▶ _RECORDS SUPPLIED_
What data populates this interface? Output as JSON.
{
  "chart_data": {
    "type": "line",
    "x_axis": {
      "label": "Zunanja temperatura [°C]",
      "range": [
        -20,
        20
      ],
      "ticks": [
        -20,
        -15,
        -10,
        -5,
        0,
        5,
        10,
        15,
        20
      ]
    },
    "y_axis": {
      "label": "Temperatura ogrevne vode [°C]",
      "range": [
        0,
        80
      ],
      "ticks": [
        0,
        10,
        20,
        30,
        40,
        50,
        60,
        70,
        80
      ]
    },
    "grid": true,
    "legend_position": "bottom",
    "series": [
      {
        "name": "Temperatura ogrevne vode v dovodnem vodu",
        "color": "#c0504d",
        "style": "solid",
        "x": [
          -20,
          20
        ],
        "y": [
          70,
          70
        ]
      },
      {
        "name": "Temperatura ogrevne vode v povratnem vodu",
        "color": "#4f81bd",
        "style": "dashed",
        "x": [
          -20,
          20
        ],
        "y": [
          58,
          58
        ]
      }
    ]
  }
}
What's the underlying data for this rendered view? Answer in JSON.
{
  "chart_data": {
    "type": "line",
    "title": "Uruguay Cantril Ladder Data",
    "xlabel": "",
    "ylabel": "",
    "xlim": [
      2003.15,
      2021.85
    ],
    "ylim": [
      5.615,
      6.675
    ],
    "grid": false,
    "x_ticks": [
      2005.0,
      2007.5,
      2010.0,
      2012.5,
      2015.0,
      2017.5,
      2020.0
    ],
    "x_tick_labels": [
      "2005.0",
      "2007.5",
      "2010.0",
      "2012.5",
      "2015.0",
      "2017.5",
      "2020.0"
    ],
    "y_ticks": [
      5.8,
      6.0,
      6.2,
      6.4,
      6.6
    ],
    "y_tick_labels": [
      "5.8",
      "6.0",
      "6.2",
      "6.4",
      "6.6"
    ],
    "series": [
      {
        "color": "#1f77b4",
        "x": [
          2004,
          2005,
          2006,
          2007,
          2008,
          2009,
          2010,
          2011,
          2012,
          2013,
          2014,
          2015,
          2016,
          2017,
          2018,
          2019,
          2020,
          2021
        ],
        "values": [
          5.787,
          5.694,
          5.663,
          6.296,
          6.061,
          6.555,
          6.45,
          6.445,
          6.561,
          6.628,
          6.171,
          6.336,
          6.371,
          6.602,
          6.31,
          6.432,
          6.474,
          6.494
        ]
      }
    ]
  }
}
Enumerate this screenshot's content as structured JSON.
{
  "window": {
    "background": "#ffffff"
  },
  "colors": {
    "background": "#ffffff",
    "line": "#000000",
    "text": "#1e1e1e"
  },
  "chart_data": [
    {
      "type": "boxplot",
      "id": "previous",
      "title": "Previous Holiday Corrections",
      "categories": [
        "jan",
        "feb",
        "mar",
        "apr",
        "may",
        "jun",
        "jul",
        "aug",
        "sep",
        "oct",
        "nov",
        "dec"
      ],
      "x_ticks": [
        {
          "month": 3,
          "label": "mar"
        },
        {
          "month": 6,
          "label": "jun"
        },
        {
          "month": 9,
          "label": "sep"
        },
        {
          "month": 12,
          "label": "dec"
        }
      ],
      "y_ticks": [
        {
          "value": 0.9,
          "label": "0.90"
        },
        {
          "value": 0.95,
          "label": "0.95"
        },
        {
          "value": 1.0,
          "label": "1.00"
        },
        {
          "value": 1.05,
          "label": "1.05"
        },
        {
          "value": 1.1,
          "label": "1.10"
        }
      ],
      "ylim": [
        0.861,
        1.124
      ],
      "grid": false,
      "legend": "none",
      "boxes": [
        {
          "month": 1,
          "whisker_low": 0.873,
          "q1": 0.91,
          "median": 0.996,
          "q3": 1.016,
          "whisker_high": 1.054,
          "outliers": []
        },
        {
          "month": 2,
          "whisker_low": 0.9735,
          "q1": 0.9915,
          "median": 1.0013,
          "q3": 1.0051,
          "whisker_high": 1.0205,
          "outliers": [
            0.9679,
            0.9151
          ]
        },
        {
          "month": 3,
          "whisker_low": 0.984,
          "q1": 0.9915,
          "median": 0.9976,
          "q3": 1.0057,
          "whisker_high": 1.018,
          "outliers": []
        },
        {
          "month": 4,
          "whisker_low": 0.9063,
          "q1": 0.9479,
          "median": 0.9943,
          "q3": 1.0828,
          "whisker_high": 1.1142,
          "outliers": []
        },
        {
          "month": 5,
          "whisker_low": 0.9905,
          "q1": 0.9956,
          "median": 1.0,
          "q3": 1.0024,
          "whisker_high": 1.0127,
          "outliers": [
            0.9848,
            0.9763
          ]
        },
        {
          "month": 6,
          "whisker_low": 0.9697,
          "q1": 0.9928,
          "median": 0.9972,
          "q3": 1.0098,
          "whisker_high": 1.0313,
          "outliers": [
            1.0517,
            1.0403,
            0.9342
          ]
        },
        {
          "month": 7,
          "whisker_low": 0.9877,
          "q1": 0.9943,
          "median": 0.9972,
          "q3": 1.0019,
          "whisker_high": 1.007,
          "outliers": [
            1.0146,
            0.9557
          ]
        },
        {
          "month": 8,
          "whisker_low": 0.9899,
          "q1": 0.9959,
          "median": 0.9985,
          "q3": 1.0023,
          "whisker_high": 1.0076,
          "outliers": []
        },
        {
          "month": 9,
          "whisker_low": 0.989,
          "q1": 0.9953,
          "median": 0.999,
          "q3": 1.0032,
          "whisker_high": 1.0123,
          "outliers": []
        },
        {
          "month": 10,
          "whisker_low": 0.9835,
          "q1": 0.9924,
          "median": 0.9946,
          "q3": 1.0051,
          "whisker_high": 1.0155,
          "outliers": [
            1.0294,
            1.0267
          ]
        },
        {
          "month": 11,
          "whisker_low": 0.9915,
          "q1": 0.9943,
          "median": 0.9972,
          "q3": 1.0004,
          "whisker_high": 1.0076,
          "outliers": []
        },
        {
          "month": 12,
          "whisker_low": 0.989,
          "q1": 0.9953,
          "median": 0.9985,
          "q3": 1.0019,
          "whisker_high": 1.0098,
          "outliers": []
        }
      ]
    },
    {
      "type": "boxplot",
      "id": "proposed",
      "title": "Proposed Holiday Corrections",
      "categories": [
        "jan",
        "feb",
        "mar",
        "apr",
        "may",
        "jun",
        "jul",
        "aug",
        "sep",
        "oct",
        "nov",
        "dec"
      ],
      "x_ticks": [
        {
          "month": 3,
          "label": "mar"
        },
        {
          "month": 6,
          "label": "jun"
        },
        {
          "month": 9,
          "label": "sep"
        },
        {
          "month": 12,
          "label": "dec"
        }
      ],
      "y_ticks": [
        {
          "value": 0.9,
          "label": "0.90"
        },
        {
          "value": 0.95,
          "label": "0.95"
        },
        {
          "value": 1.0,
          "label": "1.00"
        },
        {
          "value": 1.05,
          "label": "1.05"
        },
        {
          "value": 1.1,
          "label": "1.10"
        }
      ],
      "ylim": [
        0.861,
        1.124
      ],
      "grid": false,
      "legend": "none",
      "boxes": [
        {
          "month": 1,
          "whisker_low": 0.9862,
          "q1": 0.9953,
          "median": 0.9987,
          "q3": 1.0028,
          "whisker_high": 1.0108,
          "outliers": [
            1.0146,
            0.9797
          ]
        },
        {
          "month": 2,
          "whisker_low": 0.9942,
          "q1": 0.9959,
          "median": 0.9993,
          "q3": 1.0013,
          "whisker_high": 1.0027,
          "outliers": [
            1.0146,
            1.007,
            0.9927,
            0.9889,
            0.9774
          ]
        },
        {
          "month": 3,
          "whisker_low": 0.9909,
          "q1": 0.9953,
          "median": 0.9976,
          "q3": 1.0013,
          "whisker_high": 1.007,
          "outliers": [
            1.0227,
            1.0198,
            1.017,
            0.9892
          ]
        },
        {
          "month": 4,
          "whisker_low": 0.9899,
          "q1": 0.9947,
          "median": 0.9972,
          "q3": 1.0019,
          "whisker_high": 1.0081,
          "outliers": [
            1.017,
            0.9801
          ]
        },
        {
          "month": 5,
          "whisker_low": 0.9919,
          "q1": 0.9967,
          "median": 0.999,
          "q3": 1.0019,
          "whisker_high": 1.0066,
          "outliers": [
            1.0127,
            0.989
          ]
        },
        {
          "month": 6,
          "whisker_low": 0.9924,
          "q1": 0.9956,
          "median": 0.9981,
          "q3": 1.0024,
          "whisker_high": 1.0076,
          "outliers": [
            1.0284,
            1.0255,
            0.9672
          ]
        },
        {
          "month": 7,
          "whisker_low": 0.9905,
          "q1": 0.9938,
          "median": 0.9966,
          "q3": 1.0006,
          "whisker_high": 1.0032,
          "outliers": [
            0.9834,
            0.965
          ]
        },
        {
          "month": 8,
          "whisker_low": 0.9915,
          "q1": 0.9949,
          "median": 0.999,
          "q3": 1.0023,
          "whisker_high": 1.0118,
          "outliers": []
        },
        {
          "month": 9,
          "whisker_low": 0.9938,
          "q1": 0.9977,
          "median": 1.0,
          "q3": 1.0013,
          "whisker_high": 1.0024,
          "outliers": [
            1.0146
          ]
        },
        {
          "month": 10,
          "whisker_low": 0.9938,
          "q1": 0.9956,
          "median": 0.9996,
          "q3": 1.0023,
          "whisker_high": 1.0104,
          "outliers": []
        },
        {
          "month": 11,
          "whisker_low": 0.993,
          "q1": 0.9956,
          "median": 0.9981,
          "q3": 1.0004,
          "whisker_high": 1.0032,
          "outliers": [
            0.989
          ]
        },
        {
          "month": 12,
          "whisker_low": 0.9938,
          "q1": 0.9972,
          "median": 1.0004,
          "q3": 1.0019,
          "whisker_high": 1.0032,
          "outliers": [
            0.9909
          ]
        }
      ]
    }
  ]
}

▶ _SET EXERCISE_
Return each line among the entries that holds the word "JSON".

▶ _RESULT OF THE EXERCISE_
What data populates this interface? Output as JSON.
What's the underlying data for this rendered view? Answer in JSON.
Enumerate this screenshot's content as structured JSON.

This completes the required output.